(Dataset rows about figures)
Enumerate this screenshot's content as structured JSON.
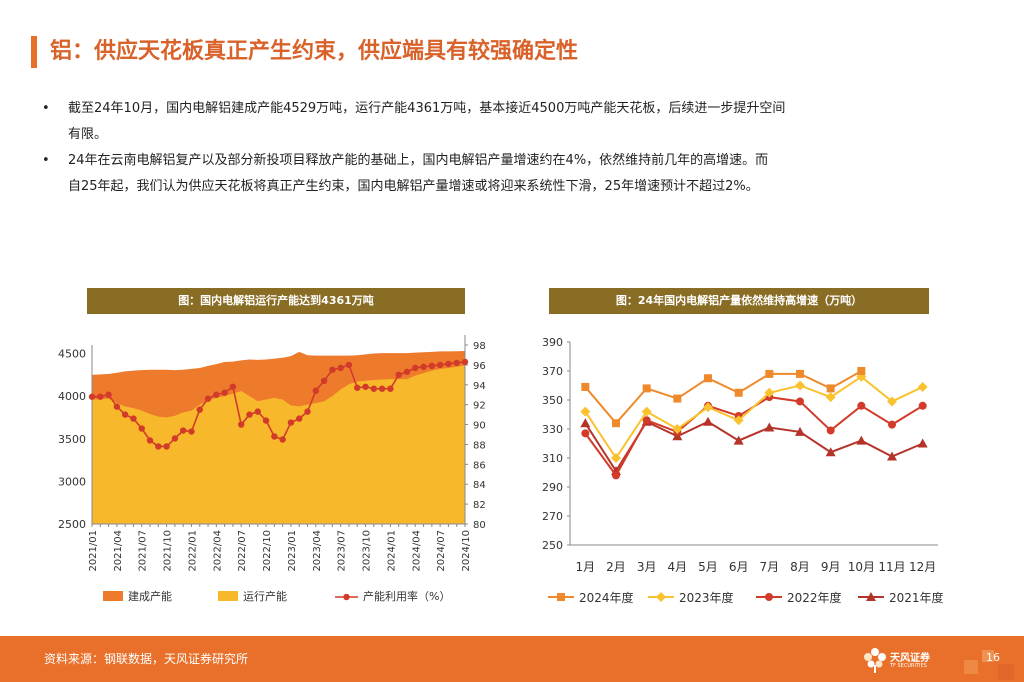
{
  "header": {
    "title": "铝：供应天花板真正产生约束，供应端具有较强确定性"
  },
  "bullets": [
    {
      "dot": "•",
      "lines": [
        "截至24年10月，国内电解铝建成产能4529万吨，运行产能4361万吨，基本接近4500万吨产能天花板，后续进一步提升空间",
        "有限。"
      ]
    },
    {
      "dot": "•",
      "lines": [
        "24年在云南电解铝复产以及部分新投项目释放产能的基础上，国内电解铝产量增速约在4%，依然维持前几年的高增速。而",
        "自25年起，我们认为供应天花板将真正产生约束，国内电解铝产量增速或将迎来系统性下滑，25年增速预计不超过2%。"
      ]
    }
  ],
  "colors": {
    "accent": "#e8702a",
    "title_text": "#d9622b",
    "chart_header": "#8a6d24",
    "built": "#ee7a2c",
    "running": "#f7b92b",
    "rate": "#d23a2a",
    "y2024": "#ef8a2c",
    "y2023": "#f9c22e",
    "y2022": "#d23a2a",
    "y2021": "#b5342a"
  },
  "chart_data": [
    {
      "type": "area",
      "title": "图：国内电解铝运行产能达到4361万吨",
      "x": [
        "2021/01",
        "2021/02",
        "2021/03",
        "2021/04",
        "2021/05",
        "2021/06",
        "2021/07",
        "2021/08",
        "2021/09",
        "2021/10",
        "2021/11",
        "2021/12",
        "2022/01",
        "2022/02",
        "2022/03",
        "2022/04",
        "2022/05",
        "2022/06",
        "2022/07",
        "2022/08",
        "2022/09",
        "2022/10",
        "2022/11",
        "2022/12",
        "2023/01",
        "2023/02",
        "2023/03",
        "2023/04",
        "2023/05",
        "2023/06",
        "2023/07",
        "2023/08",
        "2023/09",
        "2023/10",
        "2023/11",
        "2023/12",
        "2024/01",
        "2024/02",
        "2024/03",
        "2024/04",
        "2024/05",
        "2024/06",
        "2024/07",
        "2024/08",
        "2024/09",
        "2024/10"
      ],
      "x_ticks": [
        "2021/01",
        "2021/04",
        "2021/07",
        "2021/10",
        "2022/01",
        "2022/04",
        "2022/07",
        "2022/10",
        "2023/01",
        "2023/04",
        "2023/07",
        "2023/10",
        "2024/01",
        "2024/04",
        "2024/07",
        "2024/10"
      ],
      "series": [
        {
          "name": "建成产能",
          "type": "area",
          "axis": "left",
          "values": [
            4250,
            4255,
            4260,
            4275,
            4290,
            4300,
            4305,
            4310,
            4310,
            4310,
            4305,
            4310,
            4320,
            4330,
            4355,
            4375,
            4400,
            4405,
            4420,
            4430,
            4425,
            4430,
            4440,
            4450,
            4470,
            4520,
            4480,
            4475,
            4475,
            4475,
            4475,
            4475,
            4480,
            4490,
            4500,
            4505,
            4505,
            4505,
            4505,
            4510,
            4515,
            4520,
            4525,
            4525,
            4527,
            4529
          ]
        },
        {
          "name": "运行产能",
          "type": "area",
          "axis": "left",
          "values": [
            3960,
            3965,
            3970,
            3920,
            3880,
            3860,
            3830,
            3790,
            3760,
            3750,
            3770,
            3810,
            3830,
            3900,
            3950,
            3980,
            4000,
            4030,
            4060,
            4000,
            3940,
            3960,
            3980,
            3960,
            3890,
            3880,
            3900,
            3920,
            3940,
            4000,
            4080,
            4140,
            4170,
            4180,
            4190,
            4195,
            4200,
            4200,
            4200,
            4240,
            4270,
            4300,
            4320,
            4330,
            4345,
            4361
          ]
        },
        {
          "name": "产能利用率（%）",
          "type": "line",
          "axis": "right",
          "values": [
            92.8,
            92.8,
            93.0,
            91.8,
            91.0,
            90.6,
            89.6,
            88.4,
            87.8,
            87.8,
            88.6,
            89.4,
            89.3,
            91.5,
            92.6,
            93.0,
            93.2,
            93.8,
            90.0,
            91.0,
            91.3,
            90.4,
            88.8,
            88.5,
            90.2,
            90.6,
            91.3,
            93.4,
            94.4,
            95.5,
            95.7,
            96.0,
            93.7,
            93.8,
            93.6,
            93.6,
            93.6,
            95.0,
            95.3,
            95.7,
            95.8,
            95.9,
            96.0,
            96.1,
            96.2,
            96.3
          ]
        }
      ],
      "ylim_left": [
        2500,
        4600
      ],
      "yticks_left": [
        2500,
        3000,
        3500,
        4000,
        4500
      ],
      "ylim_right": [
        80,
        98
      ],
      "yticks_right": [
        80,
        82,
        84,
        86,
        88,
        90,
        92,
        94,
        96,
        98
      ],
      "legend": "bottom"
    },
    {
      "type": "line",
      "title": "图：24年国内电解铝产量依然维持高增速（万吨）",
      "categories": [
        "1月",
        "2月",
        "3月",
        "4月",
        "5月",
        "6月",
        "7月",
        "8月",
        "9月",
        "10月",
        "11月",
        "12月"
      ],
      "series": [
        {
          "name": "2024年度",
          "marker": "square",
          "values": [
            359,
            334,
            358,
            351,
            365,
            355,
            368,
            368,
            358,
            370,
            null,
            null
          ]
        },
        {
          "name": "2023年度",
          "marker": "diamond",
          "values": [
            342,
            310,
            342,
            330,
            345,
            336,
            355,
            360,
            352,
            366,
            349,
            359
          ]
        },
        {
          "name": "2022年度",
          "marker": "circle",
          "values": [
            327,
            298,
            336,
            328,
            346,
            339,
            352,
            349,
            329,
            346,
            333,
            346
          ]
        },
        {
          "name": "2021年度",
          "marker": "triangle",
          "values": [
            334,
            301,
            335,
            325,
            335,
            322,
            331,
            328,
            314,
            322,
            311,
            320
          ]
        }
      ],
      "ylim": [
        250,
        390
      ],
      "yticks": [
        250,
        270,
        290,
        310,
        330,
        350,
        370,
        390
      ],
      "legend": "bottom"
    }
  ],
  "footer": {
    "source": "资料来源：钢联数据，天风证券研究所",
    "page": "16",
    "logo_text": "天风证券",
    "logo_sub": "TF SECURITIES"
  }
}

#### [Work instructions]
Leave out the pictures and copy the rest of the material above exactly.

#### [Finished exercise]
Enumerate this screenshot's content as structured JSON.
{
  "header": {
    "title": "铝：供应天花板真正产生约束，供应端具有较强确定性"
  },
  "bullets": [
    {
      "dot": "•",
      "lines": [
        "截至24年10月，国内电解铝建成产能4529万吨，运行产能4361万吨，基本接近4500万吨产能天花板，后续进一步提升空间",
        "有限。"
      ]
    },
    {
      "dot": "•",
      "lines": [
        "24年在云南电解铝复产以及部分新投项目释放产能的基础上，国内电解铝产量增速约在4%，依然维持前几年的高增速。而",
        "自25年起，我们认为供应天花板将真正产生约束，国内电解铝产量增速或将迎来系统性下滑，25年增速预计不超过2%。"
      ]
    }
  ],
  "colors": {
    "accent": "#e8702a",
    "title_text": "#d9622b",
    "chart_header": "#8a6d24",
    "built": "#ee7a2c",
    "running": "#f7b92b",
    "rate": "#d23a2a",
    "y2024": "#ef8a2c",
    "y2023": "#f9c22e",
    "y2022": "#d23a2a",
    "y2021": "#b5342a"
  },
  "chart_data": [
    {
      "type": "area",
      "title": "图：国内电解铝运行产能达到4361万吨",
      "x": [
        "2021/01",
        "2021/02",
        "2021/03",
        "2021/04",
        "2021/05",
        "2021/06",
        "2021/07",
        "2021/08",
        "2021/09",
        "2021/10",
        "2021/11",
        "2021/12",
        "2022/01",
        "2022/02",
        "2022/03",
        "2022/04",
        "2022/05",
        "2022/06",
        "2022/07",
        "2022/08",
        "2022/09",
        "2022/10",
        "2022/11",
        "2022/12",
        "2023/01",
        "2023/02",
        "2023/03",
        "2023/04",
        "2023/05",
        "2023/06",
        "2023/07",
        "2023/08",
        "2023/09",
        "2023/10",
        "2023/11",
        "2023/12",
        "2024/01",
        "2024/02",
        "2024/03",
        "2024/04",
        "2024/05",
        "2024/06",
        "2024/07",
        "2024/08",
        "2024/09",
        "2024/10"
      ],
      "x_ticks": [
        "2021/01",
        "2021/04",
        "2021/07",
        "2021/10",
        "2022/01",
        "2022/04",
        "2022/07",
        "2022/10",
        "2023/01",
        "2023/04",
        "2023/07",
        "2023/10",
        "2024/01",
        "2024/04",
        "2024/07",
        "2024/10"
      ],
      "series": [
        {
          "name": "建成产能",
          "type": "area",
          "axis": "left",
          "values": [
            4250,
            4255,
            4260,
            4275,
            4290,
            4300,
            4305,
            4310,
            4310,
            4310,
            4305,
            4310,
            4320,
            4330,
            4355,
            4375,
            4400,
            4405,
            4420,
            4430,
            4425,
            4430,
            4440,
            4450,
            4470,
            4520,
            4480,
            4475,
            4475,
            4475,
            4475,
            4475,
            4480,
            4490,
            4500,
            4505,
            4505,
            4505,
            4505,
            4510,
            4515,
            4520,
            4525,
            4525,
            4527,
            4529
          ]
        },
        {
          "name": "运行产能",
          "type": "area",
          "axis": "left",
          "values": [
            3960,
            3965,
            3970,
            3920,
            3880,
            3860,
            3830,
            3790,
            3760,
            3750,
            3770,
            3810,
            3830,
            3900,
            3950,
            3980,
            4000,
            4030,
            4060,
            4000,
            3940,
            3960,
            3980,
            3960,
            3890,
            3880,
            3900,
            3920,
            3940,
            4000,
            4080,
            4140,
            4170,
            4180,
            4190,
            4195,
            4200,
            4200,
            4200,
            4240,
            4270,
            4300,
            4320,
            4330,
            4345,
            4361
          ]
        },
        {
          "name": "产能利用率（%）",
          "type": "line",
          "axis": "right",
          "values": [
            92.8,
            92.8,
            93.0,
            91.8,
            91.0,
            90.6,
            89.6,
            88.4,
            87.8,
            87.8,
            88.6,
            89.4,
            89.3,
            91.5,
            92.6,
            93.0,
            93.2,
            93.8,
            90.0,
            91.0,
            91.3,
            90.4,
            88.8,
            88.5,
            90.2,
            90.6,
            91.3,
            93.4,
            94.4,
            95.5,
            95.7,
            96.0,
            93.7,
            93.8,
            93.6,
            93.6,
            93.6,
            95.0,
            95.3,
            95.7,
            95.8,
            95.9,
            96.0,
            96.1,
            96.2,
            96.3
          ]
        }
      ],
      "ylim_left": [
        2500,
        4600
      ],
      "yticks_left": [
        2500,
        3000,
        3500,
        4000,
        4500
      ],
      "ylim_right": [
        80,
        98
      ],
      "yticks_right": [
        80,
        82,
        84,
        86,
        88,
        90,
        92,
        94,
        96,
        98
      ],
      "legend": "bottom"
    },
    {
      "type": "line",
      "title": "图：24年国内电解铝产量依然维持高增速（万吨）",
      "categories": [
        "1月",
        "2月",
        "3月",
        "4月",
        "5月",
        "6月",
        "7月",
        "8月",
        "9月",
        "10月",
        "11月",
        "12月"
      ],
      "series": [
        {
          "name": "2024年度",
          "marker": "square",
          "values": [
            359,
            334,
            358,
            351,
            365,
            355,
            368,
            368,
            358,
            370,
            null,
            null
          ]
        },
        {
          "name": "2023年度",
          "marker": "diamond",
          "values": [
            342,
            310,
            342,
            330,
            345,
            336,
            355,
            360,
            352,
            366,
            349,
            359
          ]
        },
        {
          "name": "2022年度",
          "marker": "circle",
          "values": [
            327,
            298,
            336,
            328,
            346,
            339,
            352,
            349,
            329,
            346,
            333,
            346
          ]
        },
        {
          "name": "2021年度",
          "marker": "triangle",
          "values": [
            334,
            301,
            335,
            325,
            335,
            322,
            331,
            328,
            314,
            322,
            311,
            320
          ]
        }
      ],
      "ylim": [
        250,
        390
      ],
      "yticks": [
        250,
        270,
        290,
        310,
        330,
        350,
        370,
        390
      ],
      "legend": "bottom"
    }
  ],
  "footer": {
    "source": "资料来源：钢联数据，天风证券研究所",
    "page": "16",
    "logo_text": "天风证券",
    "logo_sub": "TF SECURITIES"
  }
}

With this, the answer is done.